RECORD SET
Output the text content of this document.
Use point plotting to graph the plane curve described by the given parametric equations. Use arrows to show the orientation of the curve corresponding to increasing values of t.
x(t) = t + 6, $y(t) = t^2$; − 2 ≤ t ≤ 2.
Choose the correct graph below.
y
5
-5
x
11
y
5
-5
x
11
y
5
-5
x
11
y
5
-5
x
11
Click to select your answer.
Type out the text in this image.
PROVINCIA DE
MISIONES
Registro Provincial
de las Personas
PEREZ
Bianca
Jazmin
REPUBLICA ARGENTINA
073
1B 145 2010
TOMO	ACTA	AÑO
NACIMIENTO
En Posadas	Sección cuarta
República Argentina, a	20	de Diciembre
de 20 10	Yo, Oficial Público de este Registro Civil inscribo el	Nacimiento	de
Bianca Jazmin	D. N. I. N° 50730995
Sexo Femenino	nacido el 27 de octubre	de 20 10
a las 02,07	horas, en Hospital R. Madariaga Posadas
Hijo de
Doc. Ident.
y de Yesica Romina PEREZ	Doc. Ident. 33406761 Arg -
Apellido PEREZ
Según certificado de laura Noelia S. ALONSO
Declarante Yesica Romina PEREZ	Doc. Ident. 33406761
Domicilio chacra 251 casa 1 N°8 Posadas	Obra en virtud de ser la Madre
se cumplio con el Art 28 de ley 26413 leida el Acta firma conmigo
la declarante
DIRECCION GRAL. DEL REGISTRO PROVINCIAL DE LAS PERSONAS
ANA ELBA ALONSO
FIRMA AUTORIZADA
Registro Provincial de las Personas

YOUR OBJECTIVE
Extract each line holding the word "graph" from the records.

RESULT OF THE EXERCISE
Use point plotting to graph the plane curve described by the given parametric equations. Use arrows to show the orientation of the curve corresponding to increasing values of t.
Choose the correct graph below.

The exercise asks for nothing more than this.